=== GOAL ===
Leave out the pictures; transcribe all else exactly.

=== SOURCE MATERIAL ===

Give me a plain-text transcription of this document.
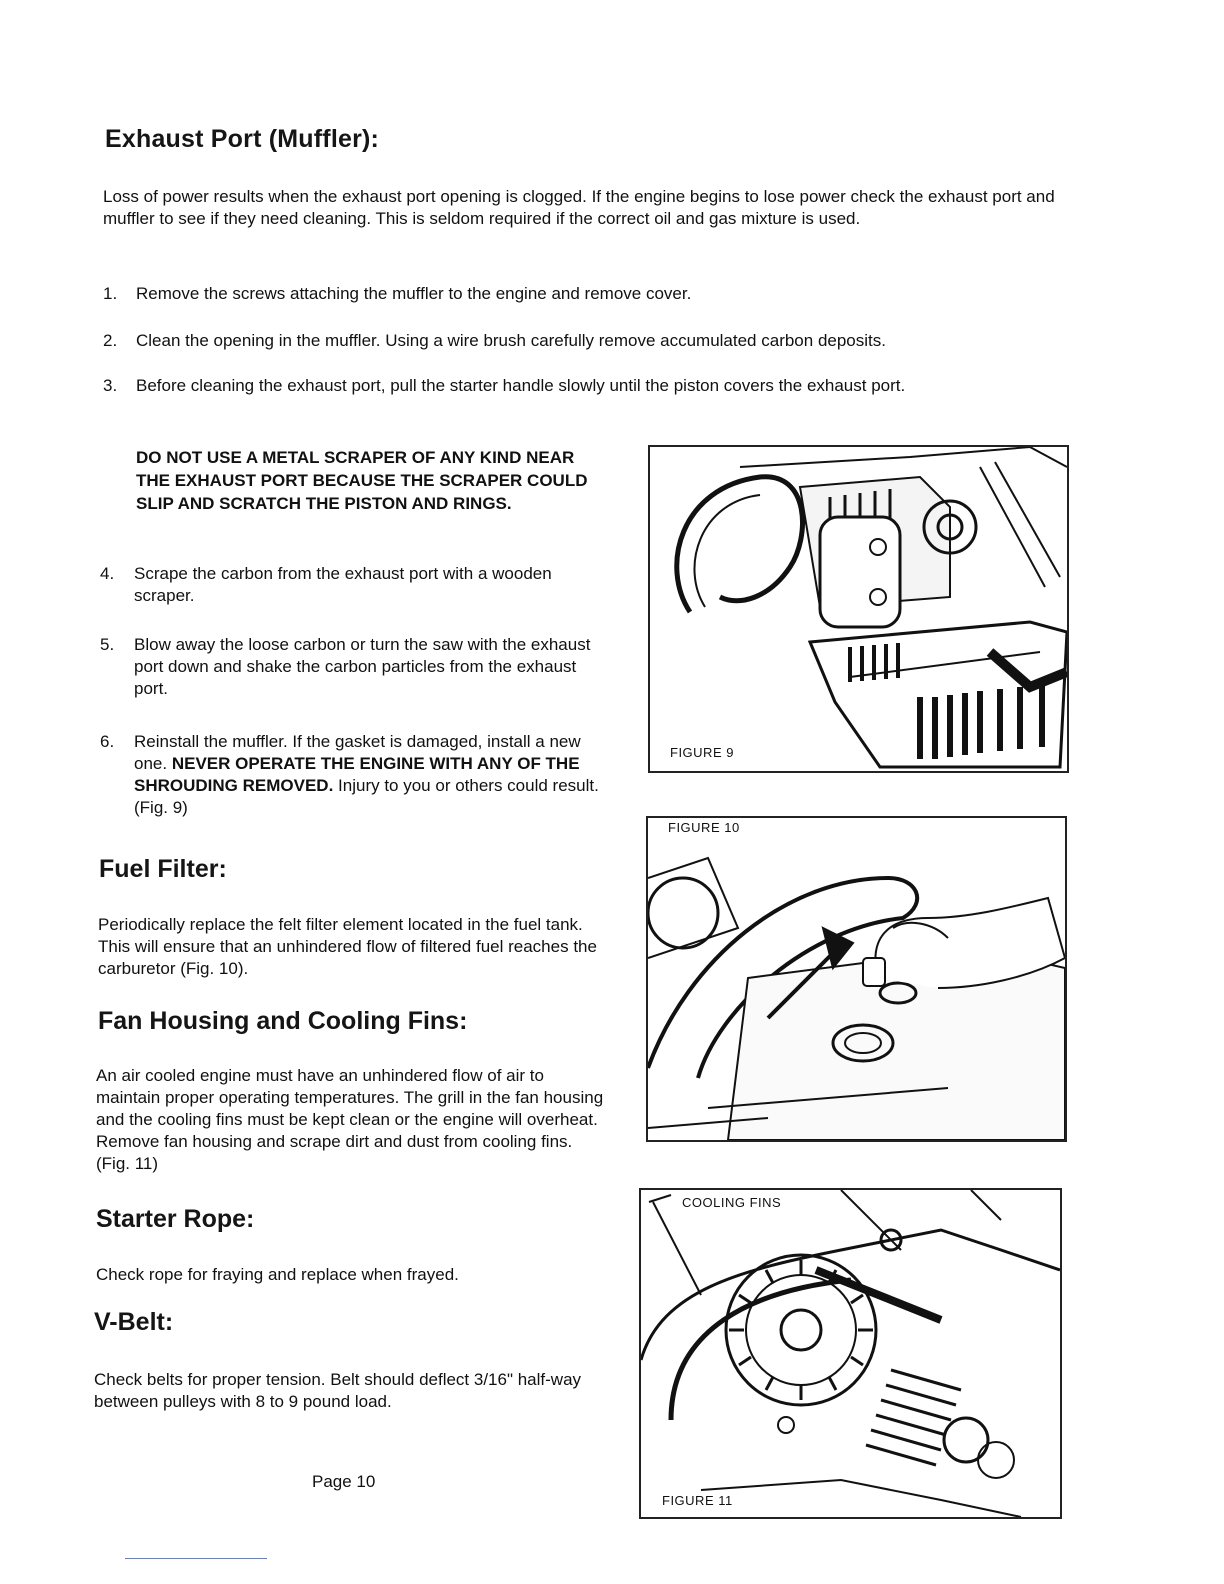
Exhaust Port (Muffler):

Loss of power results when the exhaust port opening is clogged. If the engine begins to lose power check the exhaust port and muffler to see if they need cleaning. This is seldom required if the correct oil and gas mixture is used.

1. Remove the screws attaching the muffler to the engine and remove cover.
2. Clean the opening in the muffler. Using a wire brush carefully remove accumulated carbon deposits.
3. Before cleaning the exhaust port, pull the starter handle slowly until the piston covers the exhaust port.

DO NOT USE A METAL SCRAPER OF ANY KIND NEAR THE EXHAUST PORT BECAUSE THE SCRAPER COULD SLIP AND SCRATCH THE PISTON AND RINGS.

4. Scrape the carbon from the exhaust port with a wooden scraper.
5. Blow away the loose carbon or turn the saw with the exhaust port down and shake the carbon particles from the exhaust port.
6. Reinstall the muffler. If the gasket is damaged, install a new one. NEVER OPERATE THE ENGINE WITH ANY OF THE SHROUDING REMOVED. Injury to you or others could result. (Fig. 9)
Fuel Filter:

Periodically replace the felt filter element located in the fuel tank. This will ensure that an unhindered flow of filtered fuel reaches the carburetor (Fig. 10).

Fan Housing and Cooling Fins:

An air cooled engine must have an unhindered flow of air to maintain proper operating temperatures. The grill in the fan housing and the cooling fins must be kept clean or the engine will overheat. Remove fan housing and scrape dirt and dust from cooling fins. (Fig. 11)

Starter Rope:

Check rope for fraying and replace when frayed.

V-Belt:

Check belts for proper tension. Belt should deflect 3/16" half-way between pulleys with 8 to 9 pound load.

Page 10
FIGURE 9
FIGURE 10
COOLING FINS
FIGURE 11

=== THE ANSWER ===
Give me a plain-text transcription of this document.
Exhaust Port (Muffler):

Loss of power results when the exhaust port opening is clogged. If the engine begins to lose power check the exhaust port and muffler to see if they need cleaning. This is seldom required if the correct oil and gas mixture is used.

1. Remove the screws attaching the muffler to the engine and remove cover.
2. Clean the opening in the muffler. Using a wire brush carefully remove accumulated carbon deposits.
3. Before cleaning the exhaust port, pull the starter handle slowly until the piston covers the exhaust port.

DO NOT USE A METAL SCRAPER OF ANY KIND NEAR THE EXHAUST PORT BECAUSE THE SCRAPER COULD SLIP AND SCRATCH THE PISTON AND RINGS.

4. Scrape the carbon from the exhaust port with a wooden scraper.
5. Blow away the loose carbon or turn the saw with the exhaust port down and shake the carbon particles from the exhaust port.
6. Reinstall the muffler. If the gasket is damaged, install a new one. NEVER OPERATE THE ENGINE WITH ANY OF THE SHROUDING REMOVED. Injury to you or others could result. (Fig. 9)
Fuel Filter:

Periodically replace the felt filter element located in the fuel tank. This will ensure that an unhindered flow of filtered fuel reaches the carburetor (Fig. 10).

Fan Housing and Cooling Fins:

An air cooled engine must have an unhindered flow of air to maintain proper operating temperatures. The grill in the fan housing and the cooling fins must be kept clean or the engine will overheat. Remove fan housing and scrape dirt and dust from cooling fins. (Fig. 11)

Starter Rope:

Check rope for fraying and replace when frayed.

V-Belt:

Check belts for proper tension. Belt should deflect 3/16" half-way between pulleys with 8 to 9 pound load.

Page 10
FIGURE 9
FIGURE 10
COOLING FINS
FIGURE 11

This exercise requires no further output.